Task prompt. Search the material for the string "header" and copy each line where it occurs.

Data records
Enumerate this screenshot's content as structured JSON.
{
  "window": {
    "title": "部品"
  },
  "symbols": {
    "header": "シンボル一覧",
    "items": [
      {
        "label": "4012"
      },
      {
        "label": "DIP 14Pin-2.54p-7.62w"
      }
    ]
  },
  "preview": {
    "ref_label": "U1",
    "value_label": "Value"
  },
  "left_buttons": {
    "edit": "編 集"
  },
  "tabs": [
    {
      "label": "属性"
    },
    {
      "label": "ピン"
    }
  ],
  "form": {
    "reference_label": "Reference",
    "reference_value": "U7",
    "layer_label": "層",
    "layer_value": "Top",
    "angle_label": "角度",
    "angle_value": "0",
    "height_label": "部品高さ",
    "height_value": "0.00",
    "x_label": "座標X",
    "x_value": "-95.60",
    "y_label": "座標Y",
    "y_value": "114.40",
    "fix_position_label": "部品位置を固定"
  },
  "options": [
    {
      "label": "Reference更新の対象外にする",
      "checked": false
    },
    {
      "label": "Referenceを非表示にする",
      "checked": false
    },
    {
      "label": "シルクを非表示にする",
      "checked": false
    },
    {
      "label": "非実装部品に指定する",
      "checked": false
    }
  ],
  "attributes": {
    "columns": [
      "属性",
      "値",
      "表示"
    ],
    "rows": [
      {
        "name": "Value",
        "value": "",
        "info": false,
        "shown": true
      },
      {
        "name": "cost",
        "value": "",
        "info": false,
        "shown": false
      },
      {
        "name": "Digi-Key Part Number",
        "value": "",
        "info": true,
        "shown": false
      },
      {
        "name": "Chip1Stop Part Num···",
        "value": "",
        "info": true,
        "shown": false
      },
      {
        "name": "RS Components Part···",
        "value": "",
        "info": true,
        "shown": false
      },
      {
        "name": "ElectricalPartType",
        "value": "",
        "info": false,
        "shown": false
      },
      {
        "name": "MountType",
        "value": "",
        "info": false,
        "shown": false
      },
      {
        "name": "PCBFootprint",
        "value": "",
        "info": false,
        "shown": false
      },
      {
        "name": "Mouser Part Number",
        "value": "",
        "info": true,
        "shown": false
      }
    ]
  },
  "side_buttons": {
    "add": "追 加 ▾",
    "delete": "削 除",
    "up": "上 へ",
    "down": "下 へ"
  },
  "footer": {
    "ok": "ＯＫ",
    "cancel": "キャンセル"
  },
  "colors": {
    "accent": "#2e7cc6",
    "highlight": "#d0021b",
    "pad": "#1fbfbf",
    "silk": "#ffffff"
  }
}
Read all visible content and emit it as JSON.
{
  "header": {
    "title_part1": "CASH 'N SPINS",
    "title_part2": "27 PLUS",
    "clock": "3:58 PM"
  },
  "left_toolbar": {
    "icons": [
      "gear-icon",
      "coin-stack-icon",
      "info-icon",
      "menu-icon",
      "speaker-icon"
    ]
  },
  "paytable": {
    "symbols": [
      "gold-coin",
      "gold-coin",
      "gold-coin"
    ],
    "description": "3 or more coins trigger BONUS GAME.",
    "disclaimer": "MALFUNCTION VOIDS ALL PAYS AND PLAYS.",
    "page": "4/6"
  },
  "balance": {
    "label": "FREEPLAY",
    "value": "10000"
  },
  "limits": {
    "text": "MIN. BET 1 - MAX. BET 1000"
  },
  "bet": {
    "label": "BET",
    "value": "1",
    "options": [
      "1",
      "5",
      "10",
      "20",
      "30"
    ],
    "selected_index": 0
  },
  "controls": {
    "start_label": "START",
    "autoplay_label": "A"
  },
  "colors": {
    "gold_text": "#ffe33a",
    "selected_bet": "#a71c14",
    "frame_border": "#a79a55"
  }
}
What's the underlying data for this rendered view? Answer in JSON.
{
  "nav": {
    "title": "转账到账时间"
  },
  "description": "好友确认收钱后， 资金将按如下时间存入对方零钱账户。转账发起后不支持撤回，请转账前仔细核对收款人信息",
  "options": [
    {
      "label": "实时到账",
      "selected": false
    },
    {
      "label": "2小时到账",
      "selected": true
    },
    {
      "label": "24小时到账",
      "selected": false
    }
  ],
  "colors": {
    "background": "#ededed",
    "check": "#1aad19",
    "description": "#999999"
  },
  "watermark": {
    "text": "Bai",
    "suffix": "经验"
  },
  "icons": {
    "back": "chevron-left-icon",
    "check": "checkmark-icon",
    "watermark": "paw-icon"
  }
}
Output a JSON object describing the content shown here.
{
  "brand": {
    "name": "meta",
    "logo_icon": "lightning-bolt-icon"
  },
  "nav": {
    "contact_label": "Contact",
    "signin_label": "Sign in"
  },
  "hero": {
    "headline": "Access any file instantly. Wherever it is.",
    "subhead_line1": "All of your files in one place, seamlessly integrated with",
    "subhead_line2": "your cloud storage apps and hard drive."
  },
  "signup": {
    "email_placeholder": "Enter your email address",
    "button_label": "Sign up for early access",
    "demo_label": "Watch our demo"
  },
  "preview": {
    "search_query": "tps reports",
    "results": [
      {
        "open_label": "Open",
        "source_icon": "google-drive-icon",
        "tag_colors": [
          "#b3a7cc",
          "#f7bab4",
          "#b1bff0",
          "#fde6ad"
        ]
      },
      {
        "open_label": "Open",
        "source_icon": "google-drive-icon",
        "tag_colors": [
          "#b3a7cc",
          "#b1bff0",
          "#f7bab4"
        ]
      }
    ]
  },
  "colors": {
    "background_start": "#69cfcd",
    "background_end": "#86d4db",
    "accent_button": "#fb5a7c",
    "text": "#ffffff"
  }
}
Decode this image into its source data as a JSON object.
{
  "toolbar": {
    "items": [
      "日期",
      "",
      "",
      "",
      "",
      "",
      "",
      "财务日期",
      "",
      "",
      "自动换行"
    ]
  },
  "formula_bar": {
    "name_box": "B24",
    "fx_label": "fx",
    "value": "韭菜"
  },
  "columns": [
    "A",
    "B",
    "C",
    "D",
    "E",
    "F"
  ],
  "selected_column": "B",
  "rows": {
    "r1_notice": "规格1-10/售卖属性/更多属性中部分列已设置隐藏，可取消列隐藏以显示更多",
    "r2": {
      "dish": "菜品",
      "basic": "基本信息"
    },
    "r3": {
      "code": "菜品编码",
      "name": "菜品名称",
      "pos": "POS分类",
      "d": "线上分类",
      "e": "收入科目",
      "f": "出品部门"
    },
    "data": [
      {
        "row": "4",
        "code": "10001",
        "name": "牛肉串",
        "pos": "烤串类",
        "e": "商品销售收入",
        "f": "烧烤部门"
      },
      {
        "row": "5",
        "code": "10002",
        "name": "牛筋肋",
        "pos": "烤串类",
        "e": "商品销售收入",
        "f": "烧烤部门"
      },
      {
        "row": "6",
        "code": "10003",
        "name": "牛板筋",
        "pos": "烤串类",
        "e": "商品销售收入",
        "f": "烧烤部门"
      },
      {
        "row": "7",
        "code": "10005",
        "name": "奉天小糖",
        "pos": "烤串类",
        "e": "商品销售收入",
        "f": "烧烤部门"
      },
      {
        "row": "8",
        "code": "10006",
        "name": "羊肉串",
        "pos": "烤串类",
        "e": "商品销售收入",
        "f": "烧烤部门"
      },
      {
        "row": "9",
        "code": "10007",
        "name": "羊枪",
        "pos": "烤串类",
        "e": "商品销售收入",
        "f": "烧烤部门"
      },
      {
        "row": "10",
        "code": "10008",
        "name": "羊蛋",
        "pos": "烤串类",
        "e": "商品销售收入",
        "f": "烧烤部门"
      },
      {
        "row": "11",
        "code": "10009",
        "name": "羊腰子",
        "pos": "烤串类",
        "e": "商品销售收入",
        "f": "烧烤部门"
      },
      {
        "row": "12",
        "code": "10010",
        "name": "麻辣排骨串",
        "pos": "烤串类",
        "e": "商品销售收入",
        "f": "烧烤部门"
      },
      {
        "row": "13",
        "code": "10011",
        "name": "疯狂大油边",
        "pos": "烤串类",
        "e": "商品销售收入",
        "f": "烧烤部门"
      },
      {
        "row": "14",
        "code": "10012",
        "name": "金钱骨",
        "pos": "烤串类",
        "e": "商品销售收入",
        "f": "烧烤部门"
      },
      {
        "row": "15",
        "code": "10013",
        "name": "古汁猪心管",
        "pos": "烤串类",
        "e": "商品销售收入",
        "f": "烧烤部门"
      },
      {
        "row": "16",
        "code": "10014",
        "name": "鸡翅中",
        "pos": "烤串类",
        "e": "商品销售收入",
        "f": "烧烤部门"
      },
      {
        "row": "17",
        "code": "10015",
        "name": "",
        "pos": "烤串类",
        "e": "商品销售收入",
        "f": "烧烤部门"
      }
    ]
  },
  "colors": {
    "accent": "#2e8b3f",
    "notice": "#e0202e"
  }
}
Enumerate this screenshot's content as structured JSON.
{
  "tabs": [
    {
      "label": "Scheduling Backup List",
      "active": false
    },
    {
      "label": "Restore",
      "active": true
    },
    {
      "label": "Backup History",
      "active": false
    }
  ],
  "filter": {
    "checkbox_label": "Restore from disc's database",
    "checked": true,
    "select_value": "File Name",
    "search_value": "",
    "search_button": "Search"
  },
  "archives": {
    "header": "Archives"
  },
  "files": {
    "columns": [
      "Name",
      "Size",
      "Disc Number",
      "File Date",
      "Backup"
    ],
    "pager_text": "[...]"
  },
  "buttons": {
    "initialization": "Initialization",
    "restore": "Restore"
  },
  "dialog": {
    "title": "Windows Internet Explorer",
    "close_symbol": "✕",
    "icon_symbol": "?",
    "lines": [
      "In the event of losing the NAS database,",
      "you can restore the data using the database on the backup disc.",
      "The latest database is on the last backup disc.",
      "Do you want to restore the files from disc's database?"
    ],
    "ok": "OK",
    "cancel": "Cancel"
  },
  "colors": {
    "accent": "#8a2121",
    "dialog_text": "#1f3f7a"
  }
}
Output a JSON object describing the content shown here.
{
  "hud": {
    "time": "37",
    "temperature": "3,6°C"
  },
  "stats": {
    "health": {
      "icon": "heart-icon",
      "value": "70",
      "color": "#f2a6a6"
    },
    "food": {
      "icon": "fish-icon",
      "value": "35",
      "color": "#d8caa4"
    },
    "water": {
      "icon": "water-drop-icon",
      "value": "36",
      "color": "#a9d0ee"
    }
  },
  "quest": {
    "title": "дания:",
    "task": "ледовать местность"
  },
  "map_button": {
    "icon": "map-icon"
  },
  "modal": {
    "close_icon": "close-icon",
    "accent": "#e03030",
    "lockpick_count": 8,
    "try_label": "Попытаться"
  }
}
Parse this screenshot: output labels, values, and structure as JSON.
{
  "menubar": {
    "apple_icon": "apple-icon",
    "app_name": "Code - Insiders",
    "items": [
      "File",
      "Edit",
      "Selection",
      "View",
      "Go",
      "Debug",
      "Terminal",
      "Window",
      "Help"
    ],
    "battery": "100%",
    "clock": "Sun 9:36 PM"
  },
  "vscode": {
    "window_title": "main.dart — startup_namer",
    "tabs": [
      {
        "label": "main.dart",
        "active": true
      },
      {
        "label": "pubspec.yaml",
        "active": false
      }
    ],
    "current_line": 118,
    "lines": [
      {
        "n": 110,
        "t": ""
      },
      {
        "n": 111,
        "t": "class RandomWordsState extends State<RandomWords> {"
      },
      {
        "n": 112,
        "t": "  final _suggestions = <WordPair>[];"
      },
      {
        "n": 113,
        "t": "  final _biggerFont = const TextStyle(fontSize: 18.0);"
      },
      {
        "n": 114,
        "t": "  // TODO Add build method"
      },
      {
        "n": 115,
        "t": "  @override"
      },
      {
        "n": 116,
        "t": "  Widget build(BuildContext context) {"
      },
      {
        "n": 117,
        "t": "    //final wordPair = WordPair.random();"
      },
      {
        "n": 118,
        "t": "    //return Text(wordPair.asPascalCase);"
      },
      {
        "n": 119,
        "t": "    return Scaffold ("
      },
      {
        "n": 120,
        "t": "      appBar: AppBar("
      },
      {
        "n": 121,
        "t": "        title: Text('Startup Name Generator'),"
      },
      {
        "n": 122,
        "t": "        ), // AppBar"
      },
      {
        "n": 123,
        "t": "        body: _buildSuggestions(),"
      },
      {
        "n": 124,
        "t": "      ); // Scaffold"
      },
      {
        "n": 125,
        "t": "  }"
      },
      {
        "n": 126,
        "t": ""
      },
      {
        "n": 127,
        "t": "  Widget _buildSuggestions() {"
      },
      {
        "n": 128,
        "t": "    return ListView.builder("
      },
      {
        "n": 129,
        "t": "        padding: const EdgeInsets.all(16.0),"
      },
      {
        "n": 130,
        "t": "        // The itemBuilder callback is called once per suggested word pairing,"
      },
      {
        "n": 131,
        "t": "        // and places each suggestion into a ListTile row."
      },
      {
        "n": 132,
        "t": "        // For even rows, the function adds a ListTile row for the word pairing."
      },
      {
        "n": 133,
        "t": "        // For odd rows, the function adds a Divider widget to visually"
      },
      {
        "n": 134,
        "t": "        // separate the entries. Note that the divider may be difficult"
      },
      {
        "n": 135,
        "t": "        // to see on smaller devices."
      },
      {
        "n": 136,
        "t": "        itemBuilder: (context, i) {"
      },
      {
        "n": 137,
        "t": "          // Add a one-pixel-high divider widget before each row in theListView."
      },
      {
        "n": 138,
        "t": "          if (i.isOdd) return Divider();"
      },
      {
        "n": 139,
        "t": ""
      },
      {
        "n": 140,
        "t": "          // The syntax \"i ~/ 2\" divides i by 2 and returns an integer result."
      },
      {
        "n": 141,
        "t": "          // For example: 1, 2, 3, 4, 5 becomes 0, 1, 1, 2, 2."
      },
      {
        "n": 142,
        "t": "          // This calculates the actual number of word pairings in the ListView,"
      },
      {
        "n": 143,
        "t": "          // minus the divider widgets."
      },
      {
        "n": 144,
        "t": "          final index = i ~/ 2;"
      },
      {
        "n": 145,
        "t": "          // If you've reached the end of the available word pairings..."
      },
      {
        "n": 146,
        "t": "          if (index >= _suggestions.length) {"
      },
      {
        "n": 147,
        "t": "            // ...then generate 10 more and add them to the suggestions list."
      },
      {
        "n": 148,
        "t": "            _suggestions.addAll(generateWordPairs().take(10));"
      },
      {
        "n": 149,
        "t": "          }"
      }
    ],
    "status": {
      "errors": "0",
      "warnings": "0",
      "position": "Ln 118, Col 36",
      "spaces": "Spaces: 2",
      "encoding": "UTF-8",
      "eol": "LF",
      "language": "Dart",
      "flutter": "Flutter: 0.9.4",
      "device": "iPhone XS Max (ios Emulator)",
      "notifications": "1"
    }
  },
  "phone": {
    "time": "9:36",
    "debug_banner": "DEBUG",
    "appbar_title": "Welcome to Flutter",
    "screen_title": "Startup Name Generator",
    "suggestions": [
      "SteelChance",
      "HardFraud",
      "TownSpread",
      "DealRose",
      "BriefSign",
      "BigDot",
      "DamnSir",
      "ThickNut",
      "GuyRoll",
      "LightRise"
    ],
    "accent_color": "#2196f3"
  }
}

Task response.
    "header": "シンボル一覧",
  "header": {
    "header": "Archives"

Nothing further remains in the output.